(Dataset entries)
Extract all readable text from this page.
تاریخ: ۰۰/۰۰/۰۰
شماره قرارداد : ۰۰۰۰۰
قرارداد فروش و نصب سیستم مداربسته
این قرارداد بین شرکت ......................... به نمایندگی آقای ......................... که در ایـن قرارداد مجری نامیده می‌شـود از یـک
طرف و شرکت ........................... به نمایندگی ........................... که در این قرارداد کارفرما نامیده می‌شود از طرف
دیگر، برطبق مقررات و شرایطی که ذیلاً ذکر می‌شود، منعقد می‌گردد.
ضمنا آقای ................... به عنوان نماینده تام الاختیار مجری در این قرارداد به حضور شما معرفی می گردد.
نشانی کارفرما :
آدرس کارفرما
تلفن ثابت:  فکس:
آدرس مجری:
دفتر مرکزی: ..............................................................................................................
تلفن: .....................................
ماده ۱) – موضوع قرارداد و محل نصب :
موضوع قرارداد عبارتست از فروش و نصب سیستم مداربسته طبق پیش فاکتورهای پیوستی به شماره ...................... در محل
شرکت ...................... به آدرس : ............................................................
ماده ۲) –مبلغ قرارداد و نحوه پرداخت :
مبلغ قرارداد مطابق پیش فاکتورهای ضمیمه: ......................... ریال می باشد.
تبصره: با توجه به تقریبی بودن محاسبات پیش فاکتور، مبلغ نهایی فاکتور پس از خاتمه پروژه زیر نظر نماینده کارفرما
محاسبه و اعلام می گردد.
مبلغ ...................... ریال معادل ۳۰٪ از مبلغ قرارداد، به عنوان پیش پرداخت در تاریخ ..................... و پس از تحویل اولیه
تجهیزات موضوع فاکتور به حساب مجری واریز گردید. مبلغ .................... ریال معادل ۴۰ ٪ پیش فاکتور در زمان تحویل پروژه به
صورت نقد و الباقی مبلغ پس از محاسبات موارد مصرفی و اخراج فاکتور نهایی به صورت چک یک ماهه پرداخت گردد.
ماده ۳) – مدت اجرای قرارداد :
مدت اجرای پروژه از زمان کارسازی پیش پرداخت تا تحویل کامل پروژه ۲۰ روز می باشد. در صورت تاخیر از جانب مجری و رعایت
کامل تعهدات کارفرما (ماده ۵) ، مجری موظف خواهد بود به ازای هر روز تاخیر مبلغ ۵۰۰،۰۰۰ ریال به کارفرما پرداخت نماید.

Exercise description: Copy each entry exactly, with nothing added or dropped.

Task output:
Extract all readable text from this page.
تاریخ: ۰۰/۰۰/۰۰
شماره قرارداد : ۰۰۰۰۰
قرارداد فروش و نصب سیستم مداربسته
این قرارداد بین شرکت ......................... به نمایندگی آقای ......................... که در ایـن قرارداد مجری نامیده می‌شـود از یـک
طرف و شرکت ........................... به نمایندگی ........................... که در این قرارداد کارفرما نامیده می‌شود از طرف
دیگر، برطبق مقررات و شرایطی که ذیلاً ذکر می‌شود، منعقد می‌گردد.
ضمنا آقای ................... به عنوان نماینده تام الاختیار مجری در این قرارداد به حضور شما معرفی می گردد.
نشانی کارفرما :
آدرس کارفرما
تلفن ثابت:  فکس:
آدرس مجری:
دفتر مرکزی: ..............................................................................................................
تلفن: .....................................
ماده ۱) – موضوع قرارداد و محل نصب :
موضوع قرارداد عبارتست از فروش و نصب سیستم مداربسته طبق پیش فاکتورهای پیوستی به شماره ...................... در محل
شرکت ...................... به آدرس : ............................................................
ماده ۲) –مبلغ قرارداد و نحوه پرداخت :
مبلغ قرارداد مطابق پیش فاکتورهای ضمیمه: ......................... ریال می باشد.
تبصره: با توجه به تقریبی بودن محاسبات پیش فاکتور، مبلغ نهایی فاکتور پس از خاتمه پروژه زیر نظر نماینده کارفرما
محاسبه و اعلام می گردد.
مبلغ ...................... ریال معادل ۳۰٪ از مبلغ قرارداد، به عنوان پیش پرداخت در تاریخ ..................... و پس از تحویل اولیه
تجهیزات موضوع فاکتور به حساب مجری واریز گردید. مبلغ .................... ریال معادل ۴۰ ٪ پیش فاکتور در زمان تحویل پروژه به
صورت نقد و الباقی مبلغ پس از محاسبات موارد مصرفی و اخراج فاکتور نهایی به صورت چک یک ماهه پرداخت گردد.
ماده ۳) – مدت اجرای قرارداد :
مدت اجرای پروژه از زمان کارسازی پیش پرداخت تا تحویل کامل پروژه ۲۰ روز می باشد. در صورت تاخیر از جانب مجری و رعایت
کامل تعهدات کارفرما (ماده ۵) ، مجری موظف خواهد بود به ازای هر روز تاخیر مبلغ ۵۰۰،۰۰۰ ریال به کارفرما پرداخت نماید.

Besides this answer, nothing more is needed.